THE PROBLEM. Word for word, retype every entry in the listing.

MATERIAL SUPPLIED.
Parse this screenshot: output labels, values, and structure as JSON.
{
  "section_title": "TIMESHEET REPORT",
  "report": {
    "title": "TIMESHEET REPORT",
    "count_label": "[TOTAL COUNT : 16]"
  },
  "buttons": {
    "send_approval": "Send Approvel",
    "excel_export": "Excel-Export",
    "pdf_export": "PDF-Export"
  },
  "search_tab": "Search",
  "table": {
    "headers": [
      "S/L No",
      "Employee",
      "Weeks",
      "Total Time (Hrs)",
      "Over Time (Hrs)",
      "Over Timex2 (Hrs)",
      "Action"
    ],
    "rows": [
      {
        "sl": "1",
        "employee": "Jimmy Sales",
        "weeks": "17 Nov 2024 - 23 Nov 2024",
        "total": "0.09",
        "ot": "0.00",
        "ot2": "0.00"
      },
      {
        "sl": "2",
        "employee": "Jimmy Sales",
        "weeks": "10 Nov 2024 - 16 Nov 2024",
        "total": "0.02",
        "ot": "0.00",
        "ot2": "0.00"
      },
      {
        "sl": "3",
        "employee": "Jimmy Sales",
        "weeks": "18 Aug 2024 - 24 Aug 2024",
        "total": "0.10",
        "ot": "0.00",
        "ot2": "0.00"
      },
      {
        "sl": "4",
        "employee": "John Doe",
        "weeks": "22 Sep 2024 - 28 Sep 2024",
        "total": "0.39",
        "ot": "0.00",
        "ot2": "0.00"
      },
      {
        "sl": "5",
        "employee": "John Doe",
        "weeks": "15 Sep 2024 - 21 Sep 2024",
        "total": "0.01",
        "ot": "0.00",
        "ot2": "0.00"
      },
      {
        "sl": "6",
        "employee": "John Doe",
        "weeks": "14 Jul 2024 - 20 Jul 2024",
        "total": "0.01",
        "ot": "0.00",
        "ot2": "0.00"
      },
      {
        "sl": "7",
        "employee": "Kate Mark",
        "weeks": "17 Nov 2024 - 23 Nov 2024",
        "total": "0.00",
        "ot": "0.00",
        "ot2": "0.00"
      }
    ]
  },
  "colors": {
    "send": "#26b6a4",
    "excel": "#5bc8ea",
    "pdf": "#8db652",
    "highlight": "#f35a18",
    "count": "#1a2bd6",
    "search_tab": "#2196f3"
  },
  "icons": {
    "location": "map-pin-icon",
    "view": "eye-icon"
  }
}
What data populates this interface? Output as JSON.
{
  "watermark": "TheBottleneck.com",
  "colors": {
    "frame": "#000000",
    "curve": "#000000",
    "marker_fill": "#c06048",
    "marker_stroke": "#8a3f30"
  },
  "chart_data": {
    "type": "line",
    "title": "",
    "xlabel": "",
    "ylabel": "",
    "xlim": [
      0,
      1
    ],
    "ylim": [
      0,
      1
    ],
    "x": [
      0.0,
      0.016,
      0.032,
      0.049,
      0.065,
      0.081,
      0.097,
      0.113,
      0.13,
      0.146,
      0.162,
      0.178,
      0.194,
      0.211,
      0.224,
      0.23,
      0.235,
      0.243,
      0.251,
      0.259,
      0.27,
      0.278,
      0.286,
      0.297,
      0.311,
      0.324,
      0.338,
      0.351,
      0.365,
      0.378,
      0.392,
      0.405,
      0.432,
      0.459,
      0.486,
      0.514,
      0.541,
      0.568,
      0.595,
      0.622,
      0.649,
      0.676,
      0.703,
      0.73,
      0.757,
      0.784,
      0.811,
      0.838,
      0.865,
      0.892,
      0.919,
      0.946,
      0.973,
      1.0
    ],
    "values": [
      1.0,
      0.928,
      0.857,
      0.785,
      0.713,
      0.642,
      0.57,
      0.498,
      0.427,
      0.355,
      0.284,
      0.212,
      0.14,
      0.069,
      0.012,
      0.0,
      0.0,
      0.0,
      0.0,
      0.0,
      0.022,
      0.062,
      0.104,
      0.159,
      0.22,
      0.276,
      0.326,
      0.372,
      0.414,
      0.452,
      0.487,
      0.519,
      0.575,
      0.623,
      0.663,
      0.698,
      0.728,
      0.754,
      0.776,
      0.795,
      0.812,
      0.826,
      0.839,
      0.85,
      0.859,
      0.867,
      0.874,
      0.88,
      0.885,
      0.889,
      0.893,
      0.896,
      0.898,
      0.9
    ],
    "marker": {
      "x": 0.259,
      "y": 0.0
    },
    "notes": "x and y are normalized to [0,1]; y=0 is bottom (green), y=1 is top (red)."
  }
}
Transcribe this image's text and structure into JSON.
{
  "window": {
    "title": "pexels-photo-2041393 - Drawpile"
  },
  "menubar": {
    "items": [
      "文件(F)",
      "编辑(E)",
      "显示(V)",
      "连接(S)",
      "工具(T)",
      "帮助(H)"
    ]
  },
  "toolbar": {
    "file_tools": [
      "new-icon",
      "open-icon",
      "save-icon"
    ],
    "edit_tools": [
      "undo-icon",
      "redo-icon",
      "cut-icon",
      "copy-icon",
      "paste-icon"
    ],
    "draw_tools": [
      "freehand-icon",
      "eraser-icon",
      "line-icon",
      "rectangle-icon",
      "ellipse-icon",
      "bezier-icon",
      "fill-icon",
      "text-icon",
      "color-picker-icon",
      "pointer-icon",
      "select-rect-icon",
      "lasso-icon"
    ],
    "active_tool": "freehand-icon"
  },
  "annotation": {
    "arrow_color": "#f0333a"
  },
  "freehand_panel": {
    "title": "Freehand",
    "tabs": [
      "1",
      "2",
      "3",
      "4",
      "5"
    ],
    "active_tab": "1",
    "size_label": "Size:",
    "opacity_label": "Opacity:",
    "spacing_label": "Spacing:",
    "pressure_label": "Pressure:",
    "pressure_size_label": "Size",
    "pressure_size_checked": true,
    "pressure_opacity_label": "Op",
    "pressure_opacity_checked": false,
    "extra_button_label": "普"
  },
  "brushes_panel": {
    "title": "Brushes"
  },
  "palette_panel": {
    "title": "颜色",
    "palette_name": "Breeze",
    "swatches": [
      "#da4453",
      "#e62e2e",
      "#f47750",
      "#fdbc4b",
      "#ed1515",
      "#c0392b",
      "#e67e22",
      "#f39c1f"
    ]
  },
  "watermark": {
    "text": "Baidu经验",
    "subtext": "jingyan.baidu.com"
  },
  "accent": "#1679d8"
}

TASK OUTPUT.
Parse this screenshot: output labels, values, and structure as JSON.
{
  "section_title": "TIMESHEET REPORT",
  "report": {
    "title": "TIMESHEET REPORT",
    "count_label": "[TOTAL COUNT : 16]"
  },
  "buttons": {
    "send_approval": "Send Approvel",
    "excel_export": "Excel-Export",
    "pdf_export": "PDF-Export"
  },
  "search_tab": "Search",
  "table": {
    "headers": [
      "S/L No",
      "Employee",
      "Weeks",
      "Total Time (Hrs)",
      "Over Time (Hrs)",
      "Over Timex2 (Hrs)",
      "Action"
    ],
    "rows": [
      {
        "sl": "1",
        "employee": "Jimmy Sales",
        "weeks": "17 Nov 2024 - 23 Nov 2024",
        "total": "0.09",
        "ot": "0.00",
        "ot2": "0.00"
      },
      {
        "sl": "2",
        "employee": "Jimmy Sales",
        "weeks": "10 Nov 2024 - 16 Nov 2024",
        "total": "0.02",
        "ot": "0.00",
        "ot2": "0.00"
      },
      {
        "sl": "3",
        "employee": "Jimmy Sales",
        "weeks": "18 Aug 2024 - 24 Aug 2024",
        "total": "0.10",
        "ot": "0.00",
        "ot2": "0.00"
      },
      {
        "sl": "4",
        "employee": "John Doe",
        "weeks": "22 Sep 2024 - 28 Sep 2024",
        "total": "0.39",
        "ot": "0.00",
        "ot2": "0.00"
      },
      {
        "sl": "5",
        "employee": "John Doe",
        "weeks": "15 Sep 2024 - 21 Sep 2024",
        "total": "0.01",
        "ot": "0.00",
        "ot2": "0.00"
      },
      {
        "sl": "6",
        "employee": "John Doe",
        "weeks": "14 Jul 2024 - 20 Jul 2024",
        "total": "0.01",
        "ot": "0.00",
        "ot2": "0.00"
      },
      {
        "sl": "7",
        "employee": "Kate Mark",
        "weeks": "17 Nov 2024 - 23 Nov 2024",
        "total": "0.00",
        "ot": "0.00",
        "ot2": "0.00"
      }
    ]
  },
  "colors": {
    "send": "#26b6a4",
    "excel": "#5bc8ea",
    "pdf": "#8db652",
    "highlight": "#f35a18",
    "count": "#1a2bd6",
    "search_tab": "#2196f3"
  },
  "icons": {
    "location": "map-pin-icon",
    "view": "eye-icon"
  }
}
What data populates this interface? Output as JSON.
{
  "watermark": "TheBottleneck.com",
  "colors": {
    "frame": "#000000",
    "curve": "#000000",
    "marker_fill": "#c06048",
    "marker_stroke": "#8a3f30"
  },
  "chart_data": {
    "type": "line",
    "title": "",
    "xlabel": "",
    "ylabel": "",
    "xlim": [
      0,
      1
    ],
    "ylim": [
      0,
      1
    ],
    "x": [
      0.0,
      0.016,
      0.032,
      0.049,
      0.065,
      0.081,
      0.097,
      0.113,
      0.13,
      0.146,
      0.162,
      0.178,
      0.194,
      0.211,
      0.224,
      0.23,
      0.235,
      0.243,
      0.251,
      0.259,
      0.27,
      0.278,
      0.286,
      0.297,
      0.311,
      0.324,
      0.338,
      0.351,
      0.365,
      0.378,
      0.392,
      0.405,
      0.432,
      0.459,
      0.486,
      0.514,
      0.541,
      0.568,
      0.595,
      0.622,
      0.649,
      0.676,
      0.703,
      0.73,
      0.757,
      0.784,
      0.811,
      0.838,
      0.865,
      0.892,
      0.919,
      0.946,
      0.973,
      1.0
    ],
    "values": [
      1.0,
      0.928,
      0.857,
      0.785,
      0.713,
      0.642,
      0.57,
      0.498,
      0.427,
      0.355,
      0.284,
      0.212,
      0.14,
      0.069,
      0.012,
      0.0,
      0.0,
      0.0,
      0.0,
      0.0,
      0.022,
      0.062,
      0.104,
      0.159,
      0.22,
      0.276,
      0.326,
      0.372,
      0.414,
      0.452,
      0.487,
      0.519,
      0.575,
      0.623,
      0.663,
      0.698,
      0.728,
      0.754,
      0.776,
      0.795,
      0.812,
      0.826,
      0.839,
      0.85,
      0.859,
      0.867,
      0.874,
      0.88,
      0.885,
      0.889,
      0.893,
      0.896,
      0.898,
      0.9
    ],
    "marker": {
      "x": 0.259,
      "y": 0.0
    },
    "notes": "x and y are normalized to [0,1]; y=0 is bottom (green), y=1 is top (red)."
  }
}
Transcribe this image's text and structure into JSON.
{
  "window": {
    "title": "pexels-photo-2041393 - Drawpile"
  },
  "menubar": {
    "items": [
      "文件(F)",
      "编辑(E)",
      "显示(V)",
      "连接(S)",
      "工具(T)",
      "帮助(H)"
    ]
  },
  "toolbar": {
    "file_tools": [
      "new-icon",
      "open-icon",
      "save-icon"
    ],
    "edit_tools": [
      "undo-icon",
      "redo-icon",
      "cut-icon",
      "copy-icon",
      "paste-icon"
    ],
    "draw_tools": [
      "freehand-icon",
      "eraser-icon",
      "line-icon",
      "rectangle-icon",
      "ellipse-icon",
      "bezier-icon",
      "fill-icon",
      "text-icon",
      "color-picker-icon",
      "pointer-icon",
      "select-rect-icon",
      "lasso-icon"
    ],
    "active_tool": "freehand-icon"
  },
  "annotation": {
    "arrow_color": "#f0333a"
  },
  "freehand_panel": {
    "title": "Freehand",
    "tabs": [
      "1",
      "2",
      "3",
      "4",
      "5"
    ],
    "active_tab": "1",
    "size_label": "Size:",
    "opacity_label": "Opacity:",
    "spacing_label": "Spacing:",
    "pressure_label": "Pressure:",
    "pressure_size_label": "Size",
    "pressure_size_checked": true,
    "pressure_opacity_label": "Op",
    "pressure_opacity_checked": false,
    "extra_button_label": "普"
  },
  "brushes_panel": {
    "title": "Brushes"
  },
  "palette_panel": {
    "title": "颜色",
    "palette_name": "Breeze",
    "swatches": [
      "#da4453",
      "#e62e2e",
      "#f47750",
      "#fdbc4b",
      "#ed1515",
      "#c0392b",
      "#e67e22",
      "#f39c1f"
    ]
  },
  "watermark": {
    "text": "Baidu经验",
    "subtext": "jingyan.baidu.com"
  },
  "accent": "#1679d8"
}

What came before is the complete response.